What to produce » Find the string "this" in the listing and report every line that has it.

--- begin ---

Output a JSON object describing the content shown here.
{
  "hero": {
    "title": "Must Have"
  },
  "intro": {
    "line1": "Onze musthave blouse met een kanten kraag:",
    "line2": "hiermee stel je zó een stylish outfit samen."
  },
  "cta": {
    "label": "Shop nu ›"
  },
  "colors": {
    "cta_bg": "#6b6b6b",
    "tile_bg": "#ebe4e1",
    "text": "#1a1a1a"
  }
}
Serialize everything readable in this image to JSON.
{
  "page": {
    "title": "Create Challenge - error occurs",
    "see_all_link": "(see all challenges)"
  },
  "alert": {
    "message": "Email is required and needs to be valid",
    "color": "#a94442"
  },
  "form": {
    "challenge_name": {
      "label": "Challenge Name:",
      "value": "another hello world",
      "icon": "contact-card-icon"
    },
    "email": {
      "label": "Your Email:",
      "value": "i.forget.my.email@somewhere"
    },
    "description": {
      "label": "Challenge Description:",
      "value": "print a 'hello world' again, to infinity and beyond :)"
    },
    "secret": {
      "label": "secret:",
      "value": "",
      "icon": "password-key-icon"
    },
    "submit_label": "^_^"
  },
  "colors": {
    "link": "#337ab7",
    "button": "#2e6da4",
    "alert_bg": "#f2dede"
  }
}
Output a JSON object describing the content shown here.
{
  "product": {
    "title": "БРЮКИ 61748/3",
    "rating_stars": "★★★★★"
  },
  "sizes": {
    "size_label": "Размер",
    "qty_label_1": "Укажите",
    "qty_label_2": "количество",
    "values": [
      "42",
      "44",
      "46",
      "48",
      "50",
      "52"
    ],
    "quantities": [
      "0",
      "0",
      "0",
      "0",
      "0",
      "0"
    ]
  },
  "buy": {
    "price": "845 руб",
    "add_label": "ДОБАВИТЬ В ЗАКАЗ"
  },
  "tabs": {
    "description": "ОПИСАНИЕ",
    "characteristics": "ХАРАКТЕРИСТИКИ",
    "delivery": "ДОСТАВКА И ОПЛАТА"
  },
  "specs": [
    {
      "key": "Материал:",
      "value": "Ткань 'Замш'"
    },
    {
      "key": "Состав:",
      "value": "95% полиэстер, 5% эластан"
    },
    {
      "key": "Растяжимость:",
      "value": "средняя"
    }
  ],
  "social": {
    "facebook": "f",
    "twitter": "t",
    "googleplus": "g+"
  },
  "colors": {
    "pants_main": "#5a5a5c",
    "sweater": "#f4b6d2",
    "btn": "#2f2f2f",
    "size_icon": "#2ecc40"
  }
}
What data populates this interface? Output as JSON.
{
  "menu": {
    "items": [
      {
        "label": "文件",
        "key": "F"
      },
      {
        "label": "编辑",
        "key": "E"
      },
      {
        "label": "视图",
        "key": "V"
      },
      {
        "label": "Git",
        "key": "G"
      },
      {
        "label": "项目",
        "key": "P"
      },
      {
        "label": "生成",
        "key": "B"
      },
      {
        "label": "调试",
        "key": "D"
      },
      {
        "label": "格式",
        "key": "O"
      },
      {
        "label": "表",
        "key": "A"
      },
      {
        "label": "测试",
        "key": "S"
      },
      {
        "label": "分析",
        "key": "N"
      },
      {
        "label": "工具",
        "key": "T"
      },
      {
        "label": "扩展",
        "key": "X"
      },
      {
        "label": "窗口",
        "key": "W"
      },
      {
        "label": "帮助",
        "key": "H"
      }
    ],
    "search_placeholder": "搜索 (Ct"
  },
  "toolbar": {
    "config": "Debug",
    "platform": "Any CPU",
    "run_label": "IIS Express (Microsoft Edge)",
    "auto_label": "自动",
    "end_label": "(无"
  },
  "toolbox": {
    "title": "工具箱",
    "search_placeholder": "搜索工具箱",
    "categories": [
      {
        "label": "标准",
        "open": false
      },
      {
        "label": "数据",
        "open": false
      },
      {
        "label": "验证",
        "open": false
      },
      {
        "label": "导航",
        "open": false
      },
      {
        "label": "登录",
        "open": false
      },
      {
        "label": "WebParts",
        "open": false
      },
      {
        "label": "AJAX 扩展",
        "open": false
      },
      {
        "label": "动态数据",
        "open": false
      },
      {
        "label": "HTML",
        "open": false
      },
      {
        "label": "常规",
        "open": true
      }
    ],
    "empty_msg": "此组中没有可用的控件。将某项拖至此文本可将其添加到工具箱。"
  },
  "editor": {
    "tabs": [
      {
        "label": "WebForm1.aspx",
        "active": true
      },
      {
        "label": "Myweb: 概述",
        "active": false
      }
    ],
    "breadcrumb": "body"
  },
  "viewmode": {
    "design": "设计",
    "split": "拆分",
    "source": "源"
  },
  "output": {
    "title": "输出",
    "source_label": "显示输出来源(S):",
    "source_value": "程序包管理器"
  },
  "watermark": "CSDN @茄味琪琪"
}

--- end ---

Correct response »
Serialize everything readable in this image to JSON.
What data populates this interface? Output as JSON.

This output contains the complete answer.